**REQUIREMENT**
Write out every line of the material exactly as it appears.

**GIVEN RECORDS**
* * * * * * *

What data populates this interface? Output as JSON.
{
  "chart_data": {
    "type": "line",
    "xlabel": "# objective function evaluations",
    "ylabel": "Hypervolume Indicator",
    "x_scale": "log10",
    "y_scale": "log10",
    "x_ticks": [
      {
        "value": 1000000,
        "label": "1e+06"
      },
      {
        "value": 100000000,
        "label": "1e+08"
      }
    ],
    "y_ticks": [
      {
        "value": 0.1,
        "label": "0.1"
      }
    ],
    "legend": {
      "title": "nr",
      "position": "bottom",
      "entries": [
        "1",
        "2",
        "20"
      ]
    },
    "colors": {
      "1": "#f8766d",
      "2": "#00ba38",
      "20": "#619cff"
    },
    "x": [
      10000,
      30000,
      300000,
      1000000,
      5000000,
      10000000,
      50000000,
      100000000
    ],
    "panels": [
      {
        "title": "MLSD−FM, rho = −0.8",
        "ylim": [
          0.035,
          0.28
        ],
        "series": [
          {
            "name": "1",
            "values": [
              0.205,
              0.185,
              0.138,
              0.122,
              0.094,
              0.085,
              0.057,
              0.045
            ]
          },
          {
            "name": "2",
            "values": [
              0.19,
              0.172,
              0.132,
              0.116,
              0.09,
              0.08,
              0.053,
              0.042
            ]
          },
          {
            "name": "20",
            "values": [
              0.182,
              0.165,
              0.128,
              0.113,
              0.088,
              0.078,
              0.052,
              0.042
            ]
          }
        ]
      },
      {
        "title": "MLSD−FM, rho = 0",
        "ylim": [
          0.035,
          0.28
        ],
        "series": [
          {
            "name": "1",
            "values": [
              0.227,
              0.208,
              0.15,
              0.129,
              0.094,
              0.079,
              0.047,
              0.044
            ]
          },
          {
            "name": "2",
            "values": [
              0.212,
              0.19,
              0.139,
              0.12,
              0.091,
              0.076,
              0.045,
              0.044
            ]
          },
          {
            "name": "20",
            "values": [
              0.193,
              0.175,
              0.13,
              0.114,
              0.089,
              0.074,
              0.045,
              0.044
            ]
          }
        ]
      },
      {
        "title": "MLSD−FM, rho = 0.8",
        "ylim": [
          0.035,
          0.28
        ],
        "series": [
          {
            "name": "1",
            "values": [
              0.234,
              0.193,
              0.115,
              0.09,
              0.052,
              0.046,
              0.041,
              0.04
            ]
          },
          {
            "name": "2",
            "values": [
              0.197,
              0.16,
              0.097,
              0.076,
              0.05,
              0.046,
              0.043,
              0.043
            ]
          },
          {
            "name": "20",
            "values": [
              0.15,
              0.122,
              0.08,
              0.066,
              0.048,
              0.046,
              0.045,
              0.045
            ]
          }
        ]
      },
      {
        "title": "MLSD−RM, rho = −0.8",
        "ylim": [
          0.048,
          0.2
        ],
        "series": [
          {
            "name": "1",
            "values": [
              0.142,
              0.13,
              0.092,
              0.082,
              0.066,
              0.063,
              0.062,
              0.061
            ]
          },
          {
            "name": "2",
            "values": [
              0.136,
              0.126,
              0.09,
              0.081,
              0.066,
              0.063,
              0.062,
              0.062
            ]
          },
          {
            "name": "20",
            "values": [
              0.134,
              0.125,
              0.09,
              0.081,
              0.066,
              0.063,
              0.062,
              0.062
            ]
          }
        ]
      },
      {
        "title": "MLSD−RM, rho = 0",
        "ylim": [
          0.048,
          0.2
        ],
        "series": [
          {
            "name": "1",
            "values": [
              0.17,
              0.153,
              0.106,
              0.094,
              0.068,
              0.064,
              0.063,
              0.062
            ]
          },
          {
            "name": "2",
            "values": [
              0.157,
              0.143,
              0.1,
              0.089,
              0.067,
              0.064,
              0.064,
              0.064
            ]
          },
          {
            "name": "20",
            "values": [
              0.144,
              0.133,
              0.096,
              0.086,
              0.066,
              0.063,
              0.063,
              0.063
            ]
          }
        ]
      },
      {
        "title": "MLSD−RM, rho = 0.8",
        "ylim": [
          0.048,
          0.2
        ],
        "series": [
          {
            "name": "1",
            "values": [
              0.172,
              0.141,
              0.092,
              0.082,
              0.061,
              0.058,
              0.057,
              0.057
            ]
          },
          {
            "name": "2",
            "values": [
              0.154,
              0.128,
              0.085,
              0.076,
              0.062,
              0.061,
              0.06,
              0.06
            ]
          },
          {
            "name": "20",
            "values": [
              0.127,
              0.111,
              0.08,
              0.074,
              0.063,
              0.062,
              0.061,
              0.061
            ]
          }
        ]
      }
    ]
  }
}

* * * * * * *

**OUTPUT FOR THIS EXERCISE**
What data populates this interface? Output as JSON.
{
  "chart_data": {
    "type": "line",
    "xlabel": "# objective function evaluations",
    "ylabel": "Hypervolume Indicator",
    "x_scale": "log10",
    "y_scale": "log10",
    "x_ticks": [
      {
        "value": 1000000,
        "label": "1e+06"
      },
      {
        "value": 100000000,
        "label": "1e+08"
      }
    ],
    "y_ticks": [
      {
        "value": 0.1,
        "label": "0.1"
      }
    ],
    "legend": {
      "title": "nr",
      "position": "bottom",
      "entries": [
        "1",
        "2",
        "20"
      ]
    },
    "colors": {
      "1": "#f8766d",
      "2": "#00ba38",
      "20": "#619cff"
    },
    "x": [
      10000,
      30000,
      300000,
      1000000,
      5000000,
      10000000,
      50000000,
      100000000
    ],
    "panels": [
      {
        "title": "MLSD−FM, rho = −0.8",
        "ylim": [
          0.035,
          0.28
        ],
        "series": [
          {
            "name": "1",
            "values": [
              0.205,
              0.185,
              0.138,
              0.122,
              0.094,
              0.085,
              0.057,
              0.045
            ]
          },
          {
            "name": "2",
            "values": [
              0.19,
              0.172,
              0.132,
              0.116,
              0.09,
              0.08,
              0.053,
              0.042
            ]
          },
          {
            "name": "20",
            "values": [
              0.182,
              0.165,
              0.128,
              0.113,
              0.088,
              0.078,
              0.052,
              0.042
            ]
          }
        ]
      },
      {
        "title": "MLSD−FM, rho = 0",
        "ylim": [
          0.035,
          0.28
        ],
        "series": [
          {
            "name": "1",
            "values": [
              0.227,
              0.208,
              0.15,
              0.129,
              0.094,
              0.079,
              0.047,
              0.044
            ]
          },
          {
            "name": "2",
            "values": [
              0.212,
              0.19,
              0.139,
              0.12,
              0.091,
              0.076,
              0.045,
              0.044
            ]
          },
          {
            "name": "20",
            "values": [
              0.193,
              0.175,
              0.13,
              0.114,
              0.089,
              0.074,
              0.045,
              0.044
            ]
          }
        ]
      },
      {
        "title": "MLSD−FM, rho = 0.8",
        "ylim": [
          0.035,
          0.28
        ],
        "series": [
          {
            "name": "1",
            "values": [
              0.234,
              0.193,
              0.115,
              0.09,
              0.052,
              0.046,
              0.041,
              0.04
            ]
          },
          {
            "name": "2",
            "values": [
              0.197,
              0.16,
              0.097,
              0.076,
              0.05,
              0.046,
              0.043,
              0.043
            ]
          },
          {
            "name": "20",
            "values": [
              0.15,
              0.122,
              0.08,
              0.066,
              0.048,
              0.046,
              0.045,
              0.045
            ]
          }
        ]
      },
      {
        "title": "MLSD−RM, rho = −0.8",
        "ylim": [
          0.048,
          0.2
        ],
        "series": [
          {
            "name": "1",
            "values": [
              0.142,
              0.13,
              0.092,
              0.082,
              0.066,
              0.063,
              0.062,
              0.061
            ]
          },
          {
            "name": "2",
            "values": [
              0.136,
              0.126,
              0.09,
              0.081,
              0.066,
              0.063,
              0.062,
              0.062
            ]
          },
          {
            "name": "20",
            "values": [
              0.134,
              0.125,
              0.09,
              0.081,
              0.066,
              0.063,
              0.062,
              0.062
            ]
          }
        ]
      },
      {
        "title": "MLSD−RM, rho = 0",
        "ylim": [
          0.048,
          0.2
        ],
        "series": [
          {
            "name": "1",
            "values": [
              0.17,
              0.153,
              0.106,
              0.094,
              0.068,
              0.064,
              0.063,
              0.062
            ]
          },
          {
            "name": "2",
            "values": [
              0.157,
              0.143,
              0.1,
              0.089,
              0.067,
              0.064,
              0.064,
              0.064
            ]
          },
          {
            "name": "20",
            "values": [
              0.144,
              0.133,
              0.096,
              0.086,
              0.066,
              0.063,
              0.063,
              0.063
            ]
          }
        ]
      },
      {
        "title": "MLSD−RM, rho = 0.8",
        "ylim": [
          0.048,
          0.2
        ],
        "series": [
          {
            "name": "1",
            "values": [
              0.172,
              0.141,
              0.092,
              0.082,
              0.061,
              0.058,
              0.057,
              0.057
            ]
          },
          {
            "name": "2",
            "values": [
              0.154,
              0.128,
              0.085,
              0.076,
              0.062,
              0.061,
              0.06,
              0.06
            ]
          },
          {
            "name": "20",
            "values": [
              0.127,
              0.111,
              0.08,
              0.074,
              0.063,
              0.062,
              0.061,
              0.061
            ]
          }
        ]
      }
    ]
  }
}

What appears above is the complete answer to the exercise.